Without omitting anything, retype the data that follows.

═════ Input material ═════

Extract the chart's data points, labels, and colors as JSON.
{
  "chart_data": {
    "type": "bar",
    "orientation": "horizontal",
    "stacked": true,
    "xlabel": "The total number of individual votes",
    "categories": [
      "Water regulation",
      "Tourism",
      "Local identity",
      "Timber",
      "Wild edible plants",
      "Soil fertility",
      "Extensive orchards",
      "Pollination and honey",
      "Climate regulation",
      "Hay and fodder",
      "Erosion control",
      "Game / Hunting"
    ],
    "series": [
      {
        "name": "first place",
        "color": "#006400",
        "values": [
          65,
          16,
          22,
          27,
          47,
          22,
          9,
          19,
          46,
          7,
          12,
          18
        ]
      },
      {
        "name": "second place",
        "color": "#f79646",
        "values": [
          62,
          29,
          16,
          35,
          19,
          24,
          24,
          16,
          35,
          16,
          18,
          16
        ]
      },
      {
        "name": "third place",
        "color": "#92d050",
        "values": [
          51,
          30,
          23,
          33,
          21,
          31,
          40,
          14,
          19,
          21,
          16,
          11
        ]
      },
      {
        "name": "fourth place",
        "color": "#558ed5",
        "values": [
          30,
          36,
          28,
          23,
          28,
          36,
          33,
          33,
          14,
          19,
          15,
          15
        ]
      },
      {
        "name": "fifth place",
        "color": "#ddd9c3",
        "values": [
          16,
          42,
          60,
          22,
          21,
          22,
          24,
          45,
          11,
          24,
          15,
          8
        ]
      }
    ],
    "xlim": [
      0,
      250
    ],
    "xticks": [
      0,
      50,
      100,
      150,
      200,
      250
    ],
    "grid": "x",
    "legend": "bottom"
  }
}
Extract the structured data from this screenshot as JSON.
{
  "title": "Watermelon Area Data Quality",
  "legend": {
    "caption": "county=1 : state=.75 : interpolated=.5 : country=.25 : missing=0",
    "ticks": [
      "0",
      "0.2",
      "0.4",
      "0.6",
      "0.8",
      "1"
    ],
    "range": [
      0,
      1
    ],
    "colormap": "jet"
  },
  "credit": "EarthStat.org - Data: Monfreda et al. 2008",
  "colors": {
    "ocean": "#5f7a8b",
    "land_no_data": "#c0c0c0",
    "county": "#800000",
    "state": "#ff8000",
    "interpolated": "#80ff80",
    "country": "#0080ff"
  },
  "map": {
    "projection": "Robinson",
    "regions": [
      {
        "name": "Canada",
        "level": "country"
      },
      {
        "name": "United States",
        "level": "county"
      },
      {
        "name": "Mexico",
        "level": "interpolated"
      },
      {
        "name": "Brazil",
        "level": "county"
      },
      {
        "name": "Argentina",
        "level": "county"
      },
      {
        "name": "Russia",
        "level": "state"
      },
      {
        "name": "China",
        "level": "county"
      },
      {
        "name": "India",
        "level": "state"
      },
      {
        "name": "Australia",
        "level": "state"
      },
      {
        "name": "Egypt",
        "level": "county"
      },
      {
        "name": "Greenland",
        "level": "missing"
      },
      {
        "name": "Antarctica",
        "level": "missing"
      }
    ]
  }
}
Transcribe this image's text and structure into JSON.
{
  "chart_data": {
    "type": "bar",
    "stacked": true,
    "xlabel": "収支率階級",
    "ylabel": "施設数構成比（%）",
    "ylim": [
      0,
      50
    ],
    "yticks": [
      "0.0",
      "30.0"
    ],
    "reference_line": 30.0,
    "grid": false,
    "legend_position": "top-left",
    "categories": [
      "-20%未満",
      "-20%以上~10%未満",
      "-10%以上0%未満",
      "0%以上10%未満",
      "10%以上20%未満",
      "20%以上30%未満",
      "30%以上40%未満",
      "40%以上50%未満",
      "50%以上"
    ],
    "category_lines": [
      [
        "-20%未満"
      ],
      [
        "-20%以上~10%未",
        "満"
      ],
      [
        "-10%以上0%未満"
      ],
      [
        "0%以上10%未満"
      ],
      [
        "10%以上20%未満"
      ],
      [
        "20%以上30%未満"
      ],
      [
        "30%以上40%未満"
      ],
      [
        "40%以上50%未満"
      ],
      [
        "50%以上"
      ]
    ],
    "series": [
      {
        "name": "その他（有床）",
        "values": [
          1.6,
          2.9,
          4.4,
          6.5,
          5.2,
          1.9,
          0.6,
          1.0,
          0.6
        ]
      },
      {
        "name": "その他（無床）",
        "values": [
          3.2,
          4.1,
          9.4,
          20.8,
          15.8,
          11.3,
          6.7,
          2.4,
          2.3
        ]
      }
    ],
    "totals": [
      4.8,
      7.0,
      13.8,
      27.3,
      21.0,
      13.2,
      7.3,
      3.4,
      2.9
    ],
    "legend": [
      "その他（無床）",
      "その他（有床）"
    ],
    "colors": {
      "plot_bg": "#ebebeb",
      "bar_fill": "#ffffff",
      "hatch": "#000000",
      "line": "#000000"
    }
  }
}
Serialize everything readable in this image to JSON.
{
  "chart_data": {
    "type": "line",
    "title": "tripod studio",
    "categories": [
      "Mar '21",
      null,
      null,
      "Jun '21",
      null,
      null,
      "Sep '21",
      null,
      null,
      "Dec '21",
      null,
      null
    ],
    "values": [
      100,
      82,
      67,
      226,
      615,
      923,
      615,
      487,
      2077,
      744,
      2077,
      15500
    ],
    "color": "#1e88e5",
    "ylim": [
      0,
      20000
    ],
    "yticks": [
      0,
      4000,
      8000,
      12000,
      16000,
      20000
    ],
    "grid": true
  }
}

═════

• [Output]:
Extract the chart's data points, labels, and colors as JSON.
{
  "chart_data": {
    "type": "bar",
    "orientation": "horizontal",
    "stacked": true,
    "xlabel": "The total number of individual votes",
    "categories": [
      "Water regulation",
      "Tourism",
      "Local identity",
      "Timber",
      "Wild edible plants",
      "Soil fertility",
      "Extensive orchards",
      "Pollination and honey",
      "Climate regulation",
      "Hay and fodder",
      "Erosion control",
      "Game / Hunting"
    ],
    "series": [
      {
        "name": "first place",
        "color": "#006400",
        "values": [
          65,
          16,
          22,
          27,
          47,
          22,
          9,
          19,
          46,
          7,
          12,
          18
        ]
      },
      {
        "name": "second place",
        "color": "#f79646",
        "values": [
          62,
          29,
          16,
          35,
          19,
          24,
          24,
          16,
          35,
          16,
          18,
          16
        ]
      },
      {
        "name": "third place",
        "color": "#92d050",
        "values": [
          51,
          30,
          23,
          33,
          21,
          31,
          40,
          14,
          19,
          21,
          16,
          11
        ]
      },
      {
        "name": "fourth place",
        "color": "#558ed5",
        "values": [
          30,
          36,
          28,
          23,
          28,
          36,
          33,
          33,
          14,
          19,
          15,
          15
        ]
      },
      {
        "name": "fifth place",
        "color": "#ddd9c3",
        "values": [
          16,
          42,
          60,
          22,
          21,
          22,
          24,
          45,
          11,
          24,
          15,
          8
        ]
      }
    ],
    "xlim": [
      0,
      250
    ],
    "xticks": [
      0,
      50,
      100,
      150,
      200,
      250
    ],
    "grid": "x",
    "legend": "bottom"
  }
}
Extract the structured data from this screenshot as JSON.
{
  "title": "Watermelon Area Data Quality",
  "legend": {
    "caption": "county=1 : state=.75 : interpolated=.5 : country=.25 : missing=0",
    "ticks": [
      "0",
      "0.2",
      "0.4",
      "0.6",
      "0.8",
      "1"
    ],
    "range": [
      0,
      1
    ],
    "colormap": "jet"
  },
  "credit": "EarthStat.org - Data: Monfreda et al. 2008",
  "colors": {
    "ocean": "#5f7a8b",
    "land_no_data": "#c0c0c0",
    "county": "#800000",
    "state": "#ff8000",
    "interpolated": "#80ff80",
    "country": "#0080ff"
  },
  "map": {
    "projection": "Robinson",
    "regions": [
      {
        "name": "Canada",
        "level": "country"
      },
      {
        "name": "United States",
        "level": "county"
      },
      {
        "name": "Mexico",
        "level": "interpolated"
      },
      {
        "name": "Brazil",
        "level": "county"
      },
      {
        "name": "Argentina",
        "level": "county"
      },
      {
        "name": "Russia",
        "level": "state"
      },
      {
        "name": "China",
        "level": "county"
      },
      {
        "name": "India",
        "level": "state"
      },
      {
        "name": "Australia",
        "level": "state"
      },
      {
        "name": "Egypt",
        "level": "county"
      },
      {
        "name": "Greenland",
        "level": "missing"
      },
      {
        "name": "Antarctica",
        "level": "missing"
      }
    ]
  }
}
Transcribe this image's text and structure into JSON.
{
  "chart_data": {
    "type": "bar",
    "stacked": true,
    "xlabel": "収支率階級",
    "ylabel": "施設数構成比（%）",
    "ylim": [
      0,
      50
    ],
    "yticks": [
      "0.0",
      "30.0"
    ],
    "reference_line": 30.0,
    "grid": false,
    "legend_position": "top-left",
    "categories": [
      "-20%未満",
      "-20%以上~10%未満",
      "-10%以上0%未満",
      "0%以上10%未満",
      "10%以上20%未満",
      "20%以上30%未満",
      "30%以上40%未満",
      "40%以上50%未満",
      "50%以上"
    ],
    "category_lines": [
      [
        "-20%未満"
      ],
      [
        "-20%以上~10%未",
        "満"
      ],
      [
        "-10%以上0%未満"
      ],
      [
        "0%以上10%未満"
      ],
      [
        "10%以上20%未満"
      ],
      [
        "20%以上30%未満"
      ],
      [
        "30%以上40%未満"
      ],
      [
        "40%以上50%未満"
      ],
      [
        "50%以上"
      ]
    ],
    "series": [
      {
        "name": "その他（有床）",
        "values": [
          1.6,
          2.9,
          4.4,
          6.5,
          5.2,
          1.9,
          0.6,
          1.0,
          0.6
        ]
      },
      {
        "name": "その他（無床）",
        "values": [
          3.2,
          4.1,
          9.4,
          20.8,
          15.8,
          11.3,
          6.7,
          2.4,
          2.3
        ]
      }
    ],
    "totals": [
      4.8,
      7.0,
      13.8,
      27.3,
      21.0,
      13.2,
      7.3,
      3.4,
      2.9
    ],
    "legend": [
      "その他（無床）",
      "その他（有床）"
    ],
    "colors": {
      "plot_bg": "#ebebeb",
      "bar_fill": "#ffffff",
      "hatch": "#000000",
      "line": "#000000"
    }
  }
}
Serialize everything readable in this image to JSON.
{
  "chart_data": {
    "type": "line",
    "title": "tripod studio",
    "categories": [
      "Mar '21",
      null,
      null,
      "Jun '21",
      null,
      null,
      "Sep '21",
      null,
      null,
      "Dec '21",
      null,
      null
    ],
    "values": [
      100,
      82,
      67,
      226,
      615,
      923,
      615,
      487,
      2077,
      744,
      2077,
      15500
    ],
    "color": "#1e88e5",
    "ylim": [
      0,
      20000
    ],
    "yticks": [
      0,
      4000,
      8000,
      12000,
      16000,
      20000
    ],
    "grid": true
  }
}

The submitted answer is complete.